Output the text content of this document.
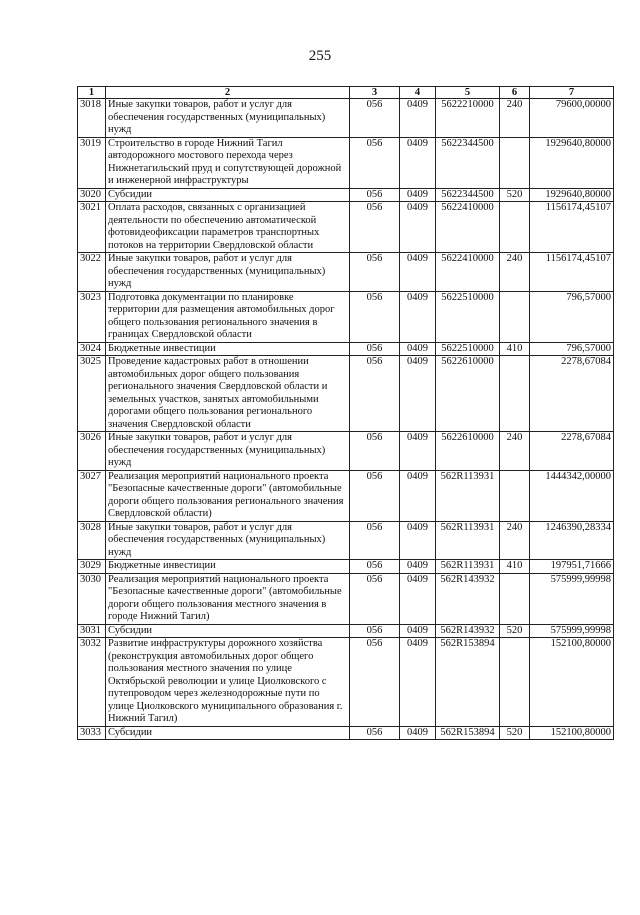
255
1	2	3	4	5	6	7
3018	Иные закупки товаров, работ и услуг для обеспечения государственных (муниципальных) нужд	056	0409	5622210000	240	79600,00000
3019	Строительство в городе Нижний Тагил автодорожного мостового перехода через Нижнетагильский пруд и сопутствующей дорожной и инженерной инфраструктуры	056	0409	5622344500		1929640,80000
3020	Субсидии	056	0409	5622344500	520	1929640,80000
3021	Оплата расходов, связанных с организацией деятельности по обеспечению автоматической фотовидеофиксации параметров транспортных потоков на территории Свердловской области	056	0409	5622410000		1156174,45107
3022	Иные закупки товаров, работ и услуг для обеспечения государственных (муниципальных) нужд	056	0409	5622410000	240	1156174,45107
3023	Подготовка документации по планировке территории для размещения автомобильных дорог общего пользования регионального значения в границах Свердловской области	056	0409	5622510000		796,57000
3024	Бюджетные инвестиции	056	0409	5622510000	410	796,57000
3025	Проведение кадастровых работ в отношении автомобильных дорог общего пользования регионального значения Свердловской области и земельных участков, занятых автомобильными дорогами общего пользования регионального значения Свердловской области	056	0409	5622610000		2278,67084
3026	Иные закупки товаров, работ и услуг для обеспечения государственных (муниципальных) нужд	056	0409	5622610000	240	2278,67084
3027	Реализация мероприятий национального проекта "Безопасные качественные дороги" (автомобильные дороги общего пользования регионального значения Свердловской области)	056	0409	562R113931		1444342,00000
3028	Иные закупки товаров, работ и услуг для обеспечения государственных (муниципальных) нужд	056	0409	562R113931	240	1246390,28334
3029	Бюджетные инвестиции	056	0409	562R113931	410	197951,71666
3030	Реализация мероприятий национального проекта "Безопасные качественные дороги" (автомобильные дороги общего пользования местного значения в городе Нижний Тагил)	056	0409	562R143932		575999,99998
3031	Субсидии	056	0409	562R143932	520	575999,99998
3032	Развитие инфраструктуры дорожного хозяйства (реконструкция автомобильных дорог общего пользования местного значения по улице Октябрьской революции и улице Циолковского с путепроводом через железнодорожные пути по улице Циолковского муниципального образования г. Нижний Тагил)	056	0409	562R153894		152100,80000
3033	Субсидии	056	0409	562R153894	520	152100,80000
■ ■ ■ ■ ■ ■ ■
Scan the entries above and work out how many lines include the word "Бюджетные"; the reply is that number alone.

2